[TASK INSTRUCTIONS]: Quote the data below in full, please, without altering anything.

--- begin ---

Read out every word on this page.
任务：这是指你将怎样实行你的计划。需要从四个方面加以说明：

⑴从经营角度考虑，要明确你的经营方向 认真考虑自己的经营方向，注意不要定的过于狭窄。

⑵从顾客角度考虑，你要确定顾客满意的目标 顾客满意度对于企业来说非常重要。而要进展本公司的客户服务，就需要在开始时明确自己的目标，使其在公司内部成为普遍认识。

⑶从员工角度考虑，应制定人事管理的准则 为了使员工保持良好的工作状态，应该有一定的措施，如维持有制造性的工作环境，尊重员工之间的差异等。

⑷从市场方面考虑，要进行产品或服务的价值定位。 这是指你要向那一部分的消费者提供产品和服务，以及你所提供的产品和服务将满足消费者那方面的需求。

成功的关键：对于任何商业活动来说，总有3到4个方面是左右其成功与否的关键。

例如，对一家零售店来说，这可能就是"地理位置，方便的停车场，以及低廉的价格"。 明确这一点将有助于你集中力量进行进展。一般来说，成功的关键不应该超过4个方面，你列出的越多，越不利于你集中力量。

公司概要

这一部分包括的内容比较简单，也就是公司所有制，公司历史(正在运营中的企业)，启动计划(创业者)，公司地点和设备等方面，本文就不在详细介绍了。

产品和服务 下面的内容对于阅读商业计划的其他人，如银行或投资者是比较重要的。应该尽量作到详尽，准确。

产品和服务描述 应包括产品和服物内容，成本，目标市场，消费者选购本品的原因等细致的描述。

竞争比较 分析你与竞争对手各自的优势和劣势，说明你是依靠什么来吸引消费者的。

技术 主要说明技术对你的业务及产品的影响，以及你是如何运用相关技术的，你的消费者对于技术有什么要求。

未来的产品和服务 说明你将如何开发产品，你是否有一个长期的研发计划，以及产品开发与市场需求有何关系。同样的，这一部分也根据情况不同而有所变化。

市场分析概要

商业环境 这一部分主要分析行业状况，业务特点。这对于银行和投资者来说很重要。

--- end ---

[IN RESPONSE]:
Read out every word on this page.
任务：这是指你将怎样实行你的计划。需要从四个方面加以说明：

⑴从经营角度考虑，要明确你的经营方向 认真考虑自己的经营方向，注意不要定的过于狭窄。

⑵从顾客角度考虑，你要确定顾客满意的目标 顾客满意度对于企业来说非常重要。而要进展本公司的客户服务，就需要在开始时明确自己的目标，使其在公司内部成为普遍认识。

⑶从员工角度考虑，应制定人事管理的准则 为了使员工保持良好的工作状态，应该有一定的措施，如维持有制造性的工作环境，尊重员工之间的差异等。

⑷从市场方面考虑，要进行产品或服务的价值定位。 这是指你要向那一部分的消费者提供产品和服务，以及你所提供的产品和服务将满足消费者那方面的需求。

成功的关键：对于任何商业活动来说，总有3到4个方面是左右其成功与否的关键。

例如，对一家零售店来说，这可能就是"地理位置，方便的停车场，以及低廉的价格"。 明确这一点将有助于你集中力量进行进展。一般来说，成功的关键不应该超过4个方面，你列出的越多，越不利于你集中力量。

公司概要

这一部分包括的内容比较简单，也就是公司所有制，公司历史(正在运营中的企业)，启动计划(创业者)，公司地点和设备等方面，本文就不在详细介绍了。

产品和服务 下面的内容对于阅读商业计划的其他人，如银行或投资者是比较重要的。应该尽量作到详尽，准确。

产品和服务描述 应包括产品和服物内容，成本，目标市场，消费者选购本品的原因等细致的描述。

竞争比较 分析你与竞争对手各自的优势和劣势，说明你是依靠什么来吸引消费者的。

技术 主要说明技术对你的业务及产品的影响，以及你是如何运用相关技术的，你的消费者对于技术有什么要求。

未来的产品和服务 说明你将如何开发产品，你是否有一个长期的研发计划，以及产品开发与市场需求有何关系。同样的，这一部分也根据情况不同而有所变化。

市场分析概要

商业环境 这一部分主要分析行业状况，业务特点。这对于银行和投资者来说很重要。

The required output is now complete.